--- BEGIN RECORDS PROVIDED ---

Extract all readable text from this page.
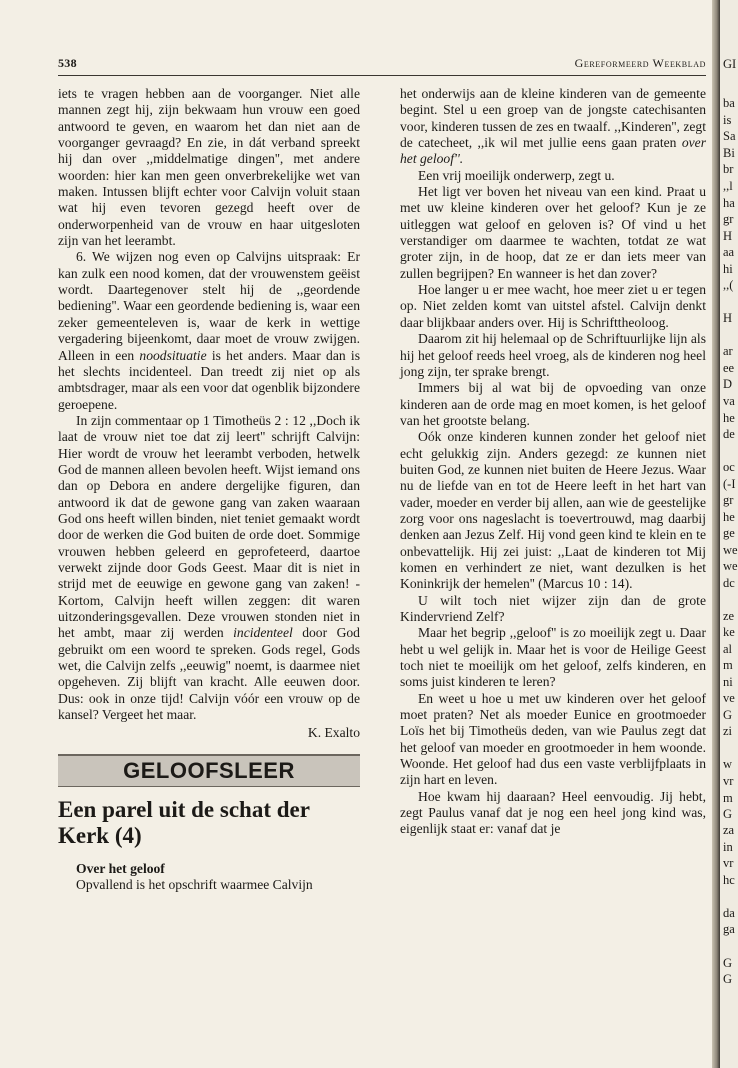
538	Gereformeerd Weekblad

iets te vragen hebben aan de voorganger. Niet alle mannen zegt hij, zijn bekwaam hun vrouw een goed antwoord te geven, en waarom het dan niet aan de voorganger gevraagd? En zie, in dát verband spreekt hij dan over ,,middelmatige dingen'', met andere woorden: hier kan men geen onverbrekelijke wet van maken. Intussen blijft echter voor Calvijn voluit staan wat hij even tevoren gezegd heeft over de onderworpenheid van de vrouw en haar uitgesloten zijn van het leerambt.

6. We wijzen nog even op Calvijns uitspraak: Er kan zulk een nood komen, dat der vrouwenstem geëist wordt. Daartegenover stelt hij de ,,geordende bediening''. Waar een geordende bediening is, waar een zeker gemeenteleven is, waar de kerk in wettige vergadering bijeenkomt, daar moet de vrouw zwijgen. Alleen in een noodsituatie is het anders. Maar dan is het slechts incidenteel. Dan treedt zij niet op als ambtsdrager, maar als een voor dat ogenblik bijzondere geroepene.

In zijn commentaar op 1 Timotheüs 2 : 12 ,,Doch ik laat de vrouw niet toe dat zij leert'' schrijft Calvijn: Hier wordt de vrouw het leerambt verboden, hetwelk God de mannen alleen bevolen heeft. Wijst iemand ons dan op Debora en andere dergelijke figuren, dan antwoord ik dat de gewone gang van zaken waaraan God ons heeft willen binden, niet teniet gemaakt wordt door de werken die God buiten de orde doet. Sommige vrouwen hebben geleerd en geprofeteerd, daartoe verwekt zijnde door Gods Geest. Maar dit is niet in strijd met de eeuwige en gewone gang van zaken! - Kortom, Calvijn heeft willen zeggen: dit waren uitzonderingsgevallen. Deze vrouwen stonden niet in het ambt, maar zij werden incidenteel door God gebruikt om een woord te spreken. Gods regel, Gods wet, die Calvijn zelfs ,,eeuwig'' noemt, is daarmee niet opgeheven. Zij blijft van kracht. Alle eeuwen door. Dus: ook in onze tijd! Calvijn vóór een vrouw op de kansel? Vergeet het maar.

K. Exalto

GELOOFSLEER
Een parel uit de schat der Kerk (4)

Over het geloof

Opvallend is het opschrift waarmee Calvijn

het onderwijs aan de kleine kinderen van de gemeente begint. Stel u een groep van de jongste catechisanten voor, kinderen tussen de zes en twaalf. ,,Kinderen'', zegt de catecheet, ,,ik wil met jullie eens gaan praten over het geloof''.

Een vrij moeilijk onderwerp, zegt u.

Het ligt ver boven het niveau van een kind. Praat u met uw kleine kinderen over het geloof? Kun je ze uitleggen wat geloof en geloven is? Of vind u het verstandiger om daarmee te wachten, totdat ze wat groter zijn, in de hoop, dat ze er dan iets meer van zullen begrijpen? En wanneer is het dan zover?

Hoe langer u er mee wacht, hoe meer ziet u er tegen op. Niet zelden komt van uitstel afstel. Calvijn denkt daar blijkbaar anders over. Hij is Schrifttheoloog.

Daarom zit hij helemaal op de Schriftuurlijke lijn als hij het geloof reeds heel vroeg, als de kinderen nog heel jong zijn, ter sprake brengt.

Immers bij al wat bij de opvoeding van onze kinderen aan de orde mag en moet komen, is het geloof van het grootste belang.

Oók onze kinderen kunnen zonder het geloof niet echt gelukkig zijn. Anders gezegd: ze kunnen niet buiten God, ze kunnen niet buiten de Heere Jezus. Waar nu de liefde van en tot de Heere leeft in het hart van vader, moeder en verder bij allen, aan wie de geestelijke zorg voor ons nageslacht is toevertrouwd, mag daarbij denken aan Jezus Zelf. Hij vond geen kind te klein en te onbevattelijk. Hij zei juist: ,,Laat de kinderen tot Mij komen en verhindert ze niet, want dezulken is het Koninkrijk der hemelen'' (Marcus 10 : 14).

U wilt toch niet wijzer zijn dan de grote Kindervriend Zelf?

Maar het begrip ,,geloof'' is zo moeilijk zegt u. Daar hebt u wel gelijk in. Maar het is voor de Heilige Geest toch niet te moeilijk om het geloof, zelfs kinderen, en soms juist kinderen te leren?

En weet u hoe u met uw kinderen over het geloof moet praten? Net als moeder Eunice en grootmoeder Loïs het bij Timotheüs deden, van wie Paulus zegt dat het geloof van moeder en grootmoeder in hem woonde. Woonde. Het geloof had dus een vaste verblijfplaats in zijn hart en leven.

Hoe kwam hij daaraan? Heel eenvoudig. Jij hebt, zegt Paulus vanaf dat je nog een heel jong kind was, eigenlijk staat er: vanaf dat je

GI
ba
is
Sa
Bi
br
,,l
ha
gr
H
aa
hi
,,(
H
ar
ee
D
va
he
de
oc
(-I
gr
he
ge
we
we
dc
ze
ke
al
m
ni
ve
G
zi
w
vr
m
G
za
in
vr
hc
da
ga
G
G
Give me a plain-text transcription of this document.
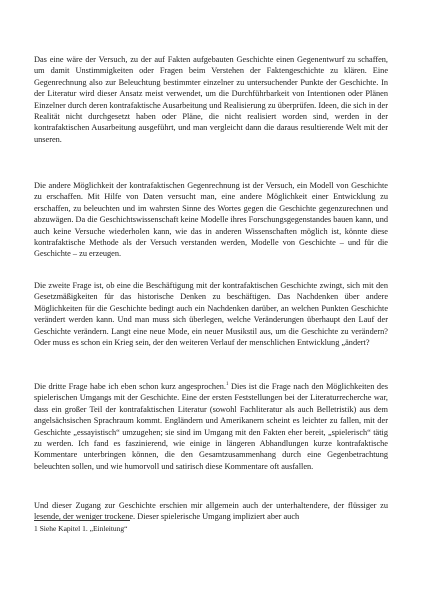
Das eine wäre der Versuch, zu der auf Fakten aufgebauten Geschichte einen Gegenentwurf zu schaffen, um damit Unstimmigkeiten oder Fragen beim Verstehen der Faktengeschichte zu klären. Eine Gegenrechnung also zur Beleuchtung bestimmter einzelner zu untersuchender Punkte der Geschichte. In der Literatur wird dieser Ansatz meist verwendet, um die Durchführbarkeit von Intentionen oder Plänen Einzelner durch deren kontrafaktische Ausarbeitung und Realisierung zu überprüfen. Ideen, die sich in der Realität nicht durchgesetzt haben oder Pläne, die nicht realisiert worden sind, werden in der kontrafaktischen Ausarbeitung ausgeführt, und man vergleicht dann die daraus resultierende Welt mit der unseren.

Die andere Möglichkeit der kontrafaktischen Gegenrechnung ist der Versuch, ein Modell von Geschichte zu erschaffen. Mit Hilfe von Daten versucht man, eine andere Möglichkeit einer Entwicklung zu erschaffen, zu beleuchten und im wahrsten Sinne des Wortes gegen die Geschichte gegenzurechnen und abzuwägen. Da die Geschichtswissenschaft keine Modelle ihres Forschungsgegenstandes bauen kann, und auch keine Versuche wiederholen kann, wie das in anderen Wissenschaften möglich ist, könnte diese kontrafaktische Methode als der Versuch verstanden werden, Modelle von Geschichte – und für die Geschichte – zu erzeugen.

Die zweite Frage ist, ob eine die Beschäftigung mit der kontrafaktischen Geschichte zwingt, sich mit den Gesetzmäßigkeiten für das historische Denken zu beschäftigen. Das Nachdenken über andere Möglichkeiten für die Geschichte bedingt auch ein Nachdenken darüber, an welchen Punkten Geschichte verändert werden kann. Und man muss sich überlegen, welche Veränderungen überhaupt den Lauf der Geschichte verändern. Langt eine neue Mode, ein neuer Musikstil aus, um die Geschichte zu verändern? Oder muss es schon ein Krieg sein, der den weiteren Verlauf der menschlichen Entwicklung „ändert?

Die dritte Frage habe ich eben schon kurz angesprochen.$^1$ Dies ist die Frage nach den Möglichkeiten des spielerischen Umgangs mit der Geschichte. Eine der ersten Feststellungen bei der Literaturrecherche war, dass ein großer Teil der kontrafaktischen Literatur (sowohl Fachliteratur als auch Belletristik) aus dem angelsächsischen Sprachraum kommt. Engländern und Amerikanern scheint es leichter zu fallen, mit der Geschichte „essayistisch“ umzugehen; sie sind im Umgang mit den Fakten eher bereit, „spielerisch“ tätig zu werden. Ich fand es faszinierend, wie einige in längeren Abhandlungen kurze kontrafaktische Kommentare unterbringen können, die den Gesamtzusammenhang durch eine Gegenbetrachtung beleuchten sollen, und wie humorvoll und satirisch diese Kommentare oft ausfallen.

Und dieser Zugang zur Geschichte erschien mir allgemein auch der unterhaltendere, der flüssiger zu lesende, der weniger trockene. Dieser spielerische Umgang impliziert aber auch

1 Siehe Kapitel 1. „Einleitung“
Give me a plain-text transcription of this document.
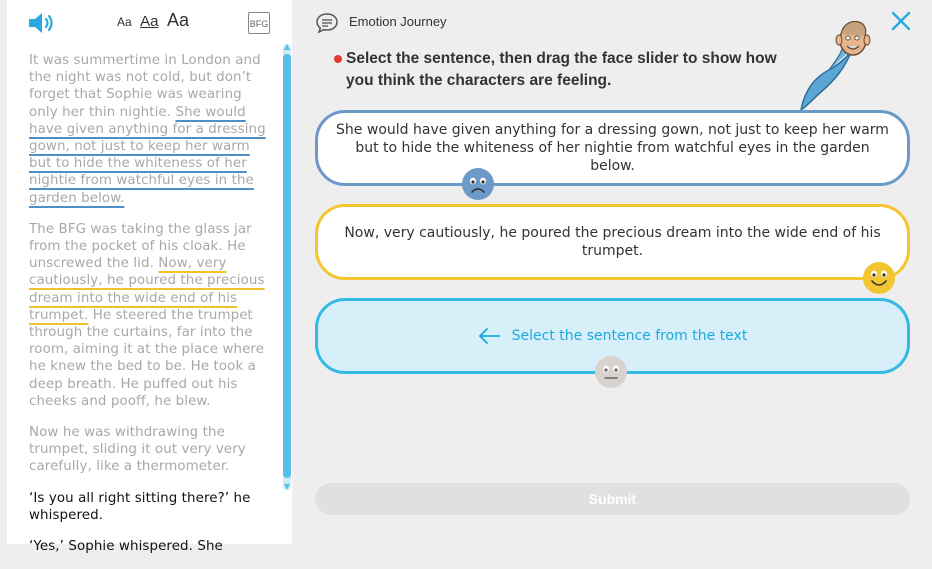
Aa Aa Aa	BFG

It was summertime in London and the night was not cold, but don’t forget that Sophie was wearing only her thin nightie. She would have given anything for a dressing gown, not just to keep her warm but to hide the whiteness of her nightie from watchful eyes in the garden below.

The BFG was taking the glass jar from the pocket of his cloak. He unscrewed the lid. Now, very cautiously, he poured the precious dream into the wide end of his trumpet. He steered the trumpet through the curtains, far into the room, aiming it at the place where he knew the bed to be. He took a deep breath. He puffed out his cheeks and pooff, he blew.

Now he was withdrawing the trumpet, sliding it out very very carefully, like a thermometer.

‘Is you all right sitting there?’ he whispered.

‘Yes,’ Sophie whispered. She

▲
▼
Emotion Journey
Select the sentence, then drag the face slider to show how you think the characters are feeling.
She would have given anything for a dressing gown, not just to keep her warm but to hide the whiteness of her nightie from watchful eyes in the garden below.
Now, very cautiously, he poured the precious dream into the wide end of his trumpet.
Select the sentence from the text
Submit
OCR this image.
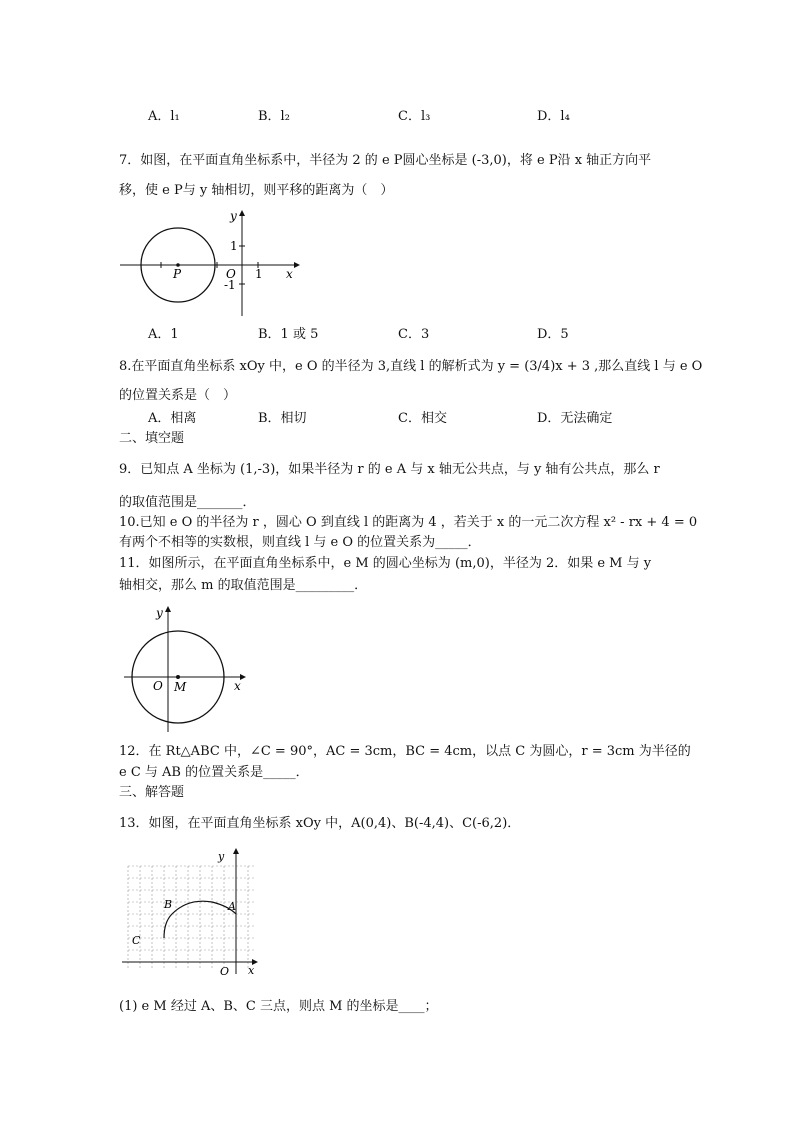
A．l₁	B．l₂	C．l₃	D．l₄
7．如图，在平面直角坐标系中，半径为 2 的 e P圆心坐标是 (-3,0)，将 e P沿 x 轴正方向平
移，使 e P与 y 轴相切，则平移的距离为（　）
y
x
1
1
-1
O
P
A．1	B．1 或 5	C．3	D．5
8.在平面直角坐标系 xOy 中，e O 的半径为 3,直线 l 的解析式为 y = (3/4)x + 3 ,那么直线 l 与 e O
的位置关系是（　）
A．相离	B．相切	C．相交	D．无法确定
二、填空题
9．已知点 A 坐标为 (1,-3)，如果半径为 r 的 e A 与 x 轴无公共点，与 y 轴有公共点，那么 r
的取值范围是_______．
10.已知 e O 的半径为 r ，圆心 O 到直线 l 的距离为 4 ，若关于 x 的一元二次方程 x² - rx + 4 = 0
有两个不相等的实数根，则直线 l 与 e O 的位置关系为_____．
11．如图所示，在平面直角坐标系中，e M 的圆心坐标为 (m,0)，半径为 2．如果 e M 与 y
轴相交，那么 m 的取值范围是_________．
y
x
O M
12．在 Rt△ABC 中，∠C = 90°，AC = 3cm，BC = 4cm，以点 C 为圆心，r = 3cm 为半径的
e C 与 AB 的位置关系是_____．
三、解答题
13．如图，在平面直角坐标系 xOy 中，A(0,4)、B(-4,4)、C(-6,2)．
y
x
O
A
B
C
(1) e M 经过 A、B、C 三点，则点 M 的坐标是____；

--- END RECORDS PROVIDED ---

■ TO BE DONE ■
Return from the data every line that holds "text".

■ OUTPUT OF THE TASK ■
Extract all readable text from this page.
Give me a plain-text transcription of this document.
Give me a plain-text transcription of this document.
Select the sentence from the text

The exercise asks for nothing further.